>> Begin EXTRACTED INFORMATION

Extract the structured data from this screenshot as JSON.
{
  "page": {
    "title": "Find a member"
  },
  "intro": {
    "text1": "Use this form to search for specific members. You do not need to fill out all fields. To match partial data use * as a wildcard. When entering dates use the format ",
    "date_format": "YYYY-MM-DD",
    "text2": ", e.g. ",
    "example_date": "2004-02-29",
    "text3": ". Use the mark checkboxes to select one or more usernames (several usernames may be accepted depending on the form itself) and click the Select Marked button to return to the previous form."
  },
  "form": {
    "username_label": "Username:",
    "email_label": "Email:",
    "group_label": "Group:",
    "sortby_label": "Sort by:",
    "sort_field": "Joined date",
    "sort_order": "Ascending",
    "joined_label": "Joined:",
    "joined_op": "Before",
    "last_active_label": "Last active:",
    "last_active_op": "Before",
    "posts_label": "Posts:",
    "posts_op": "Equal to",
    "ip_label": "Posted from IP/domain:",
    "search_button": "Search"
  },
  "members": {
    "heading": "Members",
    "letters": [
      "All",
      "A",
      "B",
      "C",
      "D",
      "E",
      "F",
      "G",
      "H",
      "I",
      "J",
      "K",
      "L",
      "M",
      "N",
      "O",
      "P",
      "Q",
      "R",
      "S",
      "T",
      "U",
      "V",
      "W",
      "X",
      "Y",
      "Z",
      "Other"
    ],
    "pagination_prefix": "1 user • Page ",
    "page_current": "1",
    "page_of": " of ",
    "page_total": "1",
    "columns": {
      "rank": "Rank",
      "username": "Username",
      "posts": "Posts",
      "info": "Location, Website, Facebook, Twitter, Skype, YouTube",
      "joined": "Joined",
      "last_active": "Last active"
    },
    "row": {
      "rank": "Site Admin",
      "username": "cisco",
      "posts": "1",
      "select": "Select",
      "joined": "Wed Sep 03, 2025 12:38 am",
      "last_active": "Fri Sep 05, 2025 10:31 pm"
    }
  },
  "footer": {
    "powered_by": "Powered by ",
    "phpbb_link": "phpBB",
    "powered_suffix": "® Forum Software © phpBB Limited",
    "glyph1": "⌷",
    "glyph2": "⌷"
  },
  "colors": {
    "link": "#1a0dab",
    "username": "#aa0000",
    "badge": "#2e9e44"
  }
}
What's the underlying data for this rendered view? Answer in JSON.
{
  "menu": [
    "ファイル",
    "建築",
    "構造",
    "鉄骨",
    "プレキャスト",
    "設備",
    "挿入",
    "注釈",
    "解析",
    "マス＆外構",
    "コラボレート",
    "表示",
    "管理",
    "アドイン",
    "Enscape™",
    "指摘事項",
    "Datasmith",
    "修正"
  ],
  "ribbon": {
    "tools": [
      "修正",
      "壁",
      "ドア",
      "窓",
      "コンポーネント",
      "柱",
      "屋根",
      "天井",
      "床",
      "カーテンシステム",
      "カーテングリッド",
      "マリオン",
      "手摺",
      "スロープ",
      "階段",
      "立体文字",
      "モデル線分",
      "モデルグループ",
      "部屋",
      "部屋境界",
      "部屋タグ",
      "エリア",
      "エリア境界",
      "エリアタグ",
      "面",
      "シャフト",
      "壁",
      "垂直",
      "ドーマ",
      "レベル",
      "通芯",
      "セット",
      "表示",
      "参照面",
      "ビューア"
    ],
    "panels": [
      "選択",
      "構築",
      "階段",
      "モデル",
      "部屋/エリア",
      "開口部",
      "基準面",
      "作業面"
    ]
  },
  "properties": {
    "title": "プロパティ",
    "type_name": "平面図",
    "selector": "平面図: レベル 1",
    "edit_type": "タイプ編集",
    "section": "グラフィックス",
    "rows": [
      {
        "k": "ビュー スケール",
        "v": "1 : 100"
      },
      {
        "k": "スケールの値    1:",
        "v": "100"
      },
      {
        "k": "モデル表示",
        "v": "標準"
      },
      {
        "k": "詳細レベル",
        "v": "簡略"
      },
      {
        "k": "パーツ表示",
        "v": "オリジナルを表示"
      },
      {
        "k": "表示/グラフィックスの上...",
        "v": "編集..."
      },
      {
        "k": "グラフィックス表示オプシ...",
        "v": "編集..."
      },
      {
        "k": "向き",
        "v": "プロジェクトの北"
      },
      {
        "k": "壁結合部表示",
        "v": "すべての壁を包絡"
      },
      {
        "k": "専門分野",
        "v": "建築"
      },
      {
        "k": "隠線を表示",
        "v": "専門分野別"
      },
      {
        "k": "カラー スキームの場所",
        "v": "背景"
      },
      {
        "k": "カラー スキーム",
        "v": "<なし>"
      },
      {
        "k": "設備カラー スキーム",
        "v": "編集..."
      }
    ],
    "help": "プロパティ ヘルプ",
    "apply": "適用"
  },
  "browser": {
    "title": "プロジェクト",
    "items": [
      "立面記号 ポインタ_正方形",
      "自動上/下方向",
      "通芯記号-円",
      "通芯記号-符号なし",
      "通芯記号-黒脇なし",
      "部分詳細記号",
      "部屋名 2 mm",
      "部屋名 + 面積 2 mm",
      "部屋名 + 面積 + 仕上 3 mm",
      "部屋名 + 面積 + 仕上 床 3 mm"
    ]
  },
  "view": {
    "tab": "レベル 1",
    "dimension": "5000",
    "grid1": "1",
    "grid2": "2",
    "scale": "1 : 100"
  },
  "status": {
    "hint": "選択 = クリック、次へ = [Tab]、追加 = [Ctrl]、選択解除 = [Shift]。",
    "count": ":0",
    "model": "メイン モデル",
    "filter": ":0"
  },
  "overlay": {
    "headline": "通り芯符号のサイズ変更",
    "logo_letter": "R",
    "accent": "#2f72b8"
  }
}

>> End EXTRACTED INFORMATION

GIVEN INSTRUCTION
Reproduce every line of the data verbatim.

CORRECT OUTPUT
Extract the structured data from this screenshot as JSON.
{
  "page": {
    "title": "Find a member"
  },
  "intro": {
    "text1": "Use this form to search for specific members. You do not need to fill out all fields. To match partial data use * as a wildcard. When entering dates use the format ",
    "date_format": "YYYY-MM-DD",
    "text2": ", e.g. ",
    "example_date": "2004-02-29",
    "text3": ". Use the mark checkboxes to select one or more usernames (several usernames may be accepted depending on the form itself) and click the Select Marked button to return to the previous form."
  },
  "form": {
    "username_label": "Username:",
    "email_label": "Email:",
    "group_label": "Group:",
    "sortby_label": "Sort by:",
    "sort_field": "Joined date",
    "sort_order": "Ascending",
    "joined_label": "Joined:",
    "joined_op": "Before",
    "last_active_label": "Last active:",
    "last_active_op": "Before",
    "posts_label": "Posts:",
    "posts_op": "Equal to",
    "ip_label": "Posted from IP/domain:",
    "search_button": "Search"
  },
  "members": {
    "heading": "Members",
    "letters": [
      "All",
      "A",
      "B",
      "C",
      "D",
      "E",
      "F",
      "G",
      "H",
      "I",
      "J",
      "K",
      "L",
      "M",
      "N",
      "O",
      "P",
      "Q",
      "R",
      "S",
      "T",
      "U",
      "V",
      "W",
      "X",
      "Y",
      "Z",
      "Other"
    ],
    "pagination_prefix": "1 user • Page ",
    "page_current": "1",
    "page_of": " of ",
    "page_total": "1",
    "columns": {
      "rank": "Rank",
      "username": "Username",
      "posts": "Posts",
      "info": "Location, Website, Facebook, Twitter, Skype, YouTube",
      "joined": "Joined",
      "last_active": "Last active"
    },
    "row": {
      "rank": "Site Admin",
      "username": "cisco",
      "posts": "1",
      "select": "Select",
      "joined": "Wed Sep 03, 2025 12:38 am",
      "last_active": "Fri Sep 05, 2025 10:31 pm"
    }
  },
  "footer": {
    "powered_by": "Powered by ",
    "phpbb_link": "phpBB",
    "powered_suffix": "® Forum Software © phpBB Limited",
    "glyph1": "⌷",
    "glyph2": "⌷"
  },
  "colors": {
    "link": "#1a0dab",
    "username": "#aa0000",
    "badge": "#2e9e44"
  }
}
What's the underlying data for this rendered view? Answer in JSON.
{
  "menu": [
    "ファイル",
    "建築",
    "構造",
    "鉄骨",
    "プレキャスト",
    "設備",
    "挿入",
    "注釈",
    "解析",
    "マス＆外構",
    "コラボレート",
    "表示",
    "管理",
    "アドイン",
    "Enscape™",
    "指摘事項",
    "Datasmith",
    "修正"
  ],
  "ribbon": {
    "tools": [
      "修正",
      "壁",
      "ドア",
      "窓",
      "コンポーネント",
      "柱",
      "屋根",
      "天井",
      "床",
      "カーテンシステム",
      "カーテングリッド",
      "マリオン",
      "手摺",
      "スロープ",
      "階段",
      "立体文字",
      "モデル線分",
      "モデルグループ",
      "部屋",
      "部屋境界",
      "部屋タグ",
      "エリア",
      "エリア境界",
      "エリアタグ",
      "面",
      "シャフト",
      "壁",
      "垂直",
      "ドーマ",
      "レベル",
      "通芯",
      "セット",
      "表示",
      "参照面",
      "ビューア"
    ],
    "panels": [
      "選択",
      "構築",
      "階段",
      "モデル",
      "部屋/エリア",
      "開口部",
      "基準面",
      "作業面"
    ]
  },
  "properties": {
    "title": "プロパティ",
    "type_name": "平面図",
    "selector": "平面図: レベル 1",
    "edit_type": "タイプ編集",
    "section": "グラフィックス",
    "rows": [
      {
        "k": "ビュー スケール",
        "v": "1 : 100"
      },
      {
        "k": "スケールの値    1:",
        "v": "100"
      },
      {
        "k": "モデル表示",
        "v": "標準"
      },
      {
        "k": "詳細レベル",
        "v": "簡略"
      },
      {
        "k": "パーツ表示",
        "v": "オリジナルを表示"
      },
      {
        "k": "表示/グラフィックスの上...",
        "v": "編集..."
      },
      {
        "k": "グラフィックス表示オプシ...",
        "v": "編集..."
      },
      {
        "k": "向き",
        "v": "プロジェクトの北"
      },
      {
        "k": "壁結合部表示",
        "v": "すべての壁を包絡"
      },
      {
        "k": "専門分野",
        "v": "建築"
      },
      {
        "k": "隠線を表示",
        "v": "専門分野別"
      },
      {
        "k": "カラー スキームの場所",
        "v": "背景"
      },
      {
        "k": "カラー スキーム",
        "v": "<なし>"
      },
      {
        "k": "設備カラー スキーム",
        "v": "編集..."
      }
    ],
    "help": "プロパティ ヘルプ",
    "apply": "適用"
  },
  "browser": {
    "title": "プロジェクト",
    "items": [
      "立面記号 ポインタ_正方形",
      "自動上/下方向",
      "通芯記号-円",
      "通芯記号-符号なし",
      "通芯記号-黒脇なし",
      "部分詳細記号",
      "部屋名 2 mm",
      "部屋名 + 面積 2 mm",
      "部屋名 + 面積 + 仕上 3 mm",
      "部屋名 + 面積 + 仕上 床 3 mm"
    ]
  },
  "view": {
    "tab": "レベル 1",
    "dimension": "5000",
    "grid1": "1",
    "grid2": "2",
    "scale": "1 : 100"
  },
  "status": {
    "hint": "選択 = クリック、次へ = [Tab]、追加 = [Ctrl]、選択解除 = [Shift]。",
    "count": ":0",
    "model": "メイン モデル",
    "filter": ":0"
  },
  "overlay": {
    "headline": "通り芯符号のサイズ変更",
    "logo_letter": "R",
    "accent": "#2f72b8"
  }
}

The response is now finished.